**Problem description**
Check each line of the listing for the string "drugbank". Copy those where it appears.

:: Provided data

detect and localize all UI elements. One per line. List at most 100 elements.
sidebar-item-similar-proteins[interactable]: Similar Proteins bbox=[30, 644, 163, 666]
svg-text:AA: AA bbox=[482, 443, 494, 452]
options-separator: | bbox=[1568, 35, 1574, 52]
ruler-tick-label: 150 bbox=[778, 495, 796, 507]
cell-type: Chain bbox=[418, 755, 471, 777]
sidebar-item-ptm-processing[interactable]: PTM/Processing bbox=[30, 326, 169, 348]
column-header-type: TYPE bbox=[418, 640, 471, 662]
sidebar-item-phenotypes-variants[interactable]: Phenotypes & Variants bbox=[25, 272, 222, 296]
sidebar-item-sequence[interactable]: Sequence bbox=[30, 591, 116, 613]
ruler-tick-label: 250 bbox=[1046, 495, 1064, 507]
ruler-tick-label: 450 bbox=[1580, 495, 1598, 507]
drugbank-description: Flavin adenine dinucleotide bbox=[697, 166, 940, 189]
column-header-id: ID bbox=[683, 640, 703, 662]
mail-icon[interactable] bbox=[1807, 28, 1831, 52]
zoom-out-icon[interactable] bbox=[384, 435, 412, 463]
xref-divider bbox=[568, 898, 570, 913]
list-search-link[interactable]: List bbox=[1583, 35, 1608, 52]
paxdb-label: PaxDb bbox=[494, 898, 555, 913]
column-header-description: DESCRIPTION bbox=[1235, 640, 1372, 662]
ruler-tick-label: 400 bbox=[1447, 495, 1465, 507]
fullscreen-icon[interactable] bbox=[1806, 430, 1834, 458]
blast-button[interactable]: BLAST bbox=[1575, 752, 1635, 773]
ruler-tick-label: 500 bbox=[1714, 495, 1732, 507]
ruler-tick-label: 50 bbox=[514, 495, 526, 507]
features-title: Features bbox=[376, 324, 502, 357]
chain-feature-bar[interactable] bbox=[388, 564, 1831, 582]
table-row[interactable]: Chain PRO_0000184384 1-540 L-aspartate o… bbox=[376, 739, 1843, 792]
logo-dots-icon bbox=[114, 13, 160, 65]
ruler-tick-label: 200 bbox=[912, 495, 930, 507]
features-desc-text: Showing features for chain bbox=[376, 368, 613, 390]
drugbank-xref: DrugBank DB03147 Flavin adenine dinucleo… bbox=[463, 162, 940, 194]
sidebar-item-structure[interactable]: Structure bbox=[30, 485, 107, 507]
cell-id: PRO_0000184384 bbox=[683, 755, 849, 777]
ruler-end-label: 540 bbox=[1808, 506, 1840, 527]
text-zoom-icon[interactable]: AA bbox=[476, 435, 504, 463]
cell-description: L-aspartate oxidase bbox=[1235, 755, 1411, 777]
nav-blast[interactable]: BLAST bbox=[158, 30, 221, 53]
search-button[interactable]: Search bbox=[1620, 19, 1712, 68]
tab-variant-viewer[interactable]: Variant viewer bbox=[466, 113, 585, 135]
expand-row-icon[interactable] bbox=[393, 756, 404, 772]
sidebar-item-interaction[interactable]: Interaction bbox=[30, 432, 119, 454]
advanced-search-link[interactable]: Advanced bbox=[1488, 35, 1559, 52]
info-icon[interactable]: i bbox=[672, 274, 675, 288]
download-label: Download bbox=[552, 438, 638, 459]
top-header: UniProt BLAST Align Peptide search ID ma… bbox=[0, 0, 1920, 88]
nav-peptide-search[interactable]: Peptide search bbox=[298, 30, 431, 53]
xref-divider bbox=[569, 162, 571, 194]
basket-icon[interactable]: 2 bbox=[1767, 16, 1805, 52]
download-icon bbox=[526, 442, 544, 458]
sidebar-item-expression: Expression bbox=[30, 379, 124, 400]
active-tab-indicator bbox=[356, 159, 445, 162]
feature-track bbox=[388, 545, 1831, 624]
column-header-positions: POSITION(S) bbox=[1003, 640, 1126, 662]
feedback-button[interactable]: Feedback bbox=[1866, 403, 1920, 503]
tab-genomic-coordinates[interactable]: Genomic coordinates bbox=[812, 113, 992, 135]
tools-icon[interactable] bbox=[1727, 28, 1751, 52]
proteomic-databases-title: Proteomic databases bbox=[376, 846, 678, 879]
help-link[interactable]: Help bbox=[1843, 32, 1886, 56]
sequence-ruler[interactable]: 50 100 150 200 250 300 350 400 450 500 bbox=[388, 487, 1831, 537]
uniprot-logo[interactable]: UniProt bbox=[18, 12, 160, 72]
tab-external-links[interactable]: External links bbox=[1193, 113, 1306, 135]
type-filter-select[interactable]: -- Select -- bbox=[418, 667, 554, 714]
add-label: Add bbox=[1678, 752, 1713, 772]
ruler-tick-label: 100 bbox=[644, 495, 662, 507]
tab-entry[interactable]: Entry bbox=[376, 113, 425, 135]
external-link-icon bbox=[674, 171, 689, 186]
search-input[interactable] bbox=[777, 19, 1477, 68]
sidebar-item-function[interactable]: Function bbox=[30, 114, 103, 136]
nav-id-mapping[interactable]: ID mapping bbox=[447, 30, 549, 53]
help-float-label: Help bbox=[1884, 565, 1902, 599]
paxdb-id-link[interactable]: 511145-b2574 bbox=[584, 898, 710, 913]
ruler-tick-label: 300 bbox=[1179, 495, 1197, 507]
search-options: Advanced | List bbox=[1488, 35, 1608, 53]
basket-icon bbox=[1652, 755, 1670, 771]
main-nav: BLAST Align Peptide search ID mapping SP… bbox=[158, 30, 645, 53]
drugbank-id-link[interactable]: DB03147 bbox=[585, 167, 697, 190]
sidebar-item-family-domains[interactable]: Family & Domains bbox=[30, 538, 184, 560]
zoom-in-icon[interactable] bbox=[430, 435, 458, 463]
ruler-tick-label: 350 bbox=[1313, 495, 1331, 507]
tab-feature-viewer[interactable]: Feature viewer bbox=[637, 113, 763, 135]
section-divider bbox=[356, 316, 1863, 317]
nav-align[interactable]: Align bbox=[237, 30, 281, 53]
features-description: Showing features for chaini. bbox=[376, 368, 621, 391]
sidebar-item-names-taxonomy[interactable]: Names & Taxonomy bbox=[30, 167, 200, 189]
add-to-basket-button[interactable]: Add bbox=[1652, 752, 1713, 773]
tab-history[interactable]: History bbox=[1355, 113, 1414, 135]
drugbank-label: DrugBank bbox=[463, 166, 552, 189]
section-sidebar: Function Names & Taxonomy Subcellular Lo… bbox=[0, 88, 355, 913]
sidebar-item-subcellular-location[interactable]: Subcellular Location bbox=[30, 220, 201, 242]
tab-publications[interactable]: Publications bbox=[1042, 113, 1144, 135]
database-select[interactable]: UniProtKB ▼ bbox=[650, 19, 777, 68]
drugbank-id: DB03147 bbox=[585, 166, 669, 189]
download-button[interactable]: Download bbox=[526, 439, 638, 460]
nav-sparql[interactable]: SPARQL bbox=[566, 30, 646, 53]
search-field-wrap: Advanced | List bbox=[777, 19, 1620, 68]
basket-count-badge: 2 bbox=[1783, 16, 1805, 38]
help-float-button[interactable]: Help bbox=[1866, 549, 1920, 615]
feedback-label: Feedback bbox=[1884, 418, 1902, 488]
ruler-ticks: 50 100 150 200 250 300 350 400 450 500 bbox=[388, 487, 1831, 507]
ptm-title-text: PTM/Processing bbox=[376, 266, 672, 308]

::::

**Solution**
drugbank-description: Flavin adenine dinucleotide bbox=[697, 166, 940, 189]
drugbank-xref: DrugBank DB03147 Flavin adenine dinucleo… bbox=[463, 162, 940, 194]
drugbank-id-link[interactable]: DB03147 bbox=[585, 167, 697, 190]
drugbank-label: DrugBank bbox=[463, 166, 552, 189]
drugbank-id: DB03147 bbox=[585, 166, 669, 189]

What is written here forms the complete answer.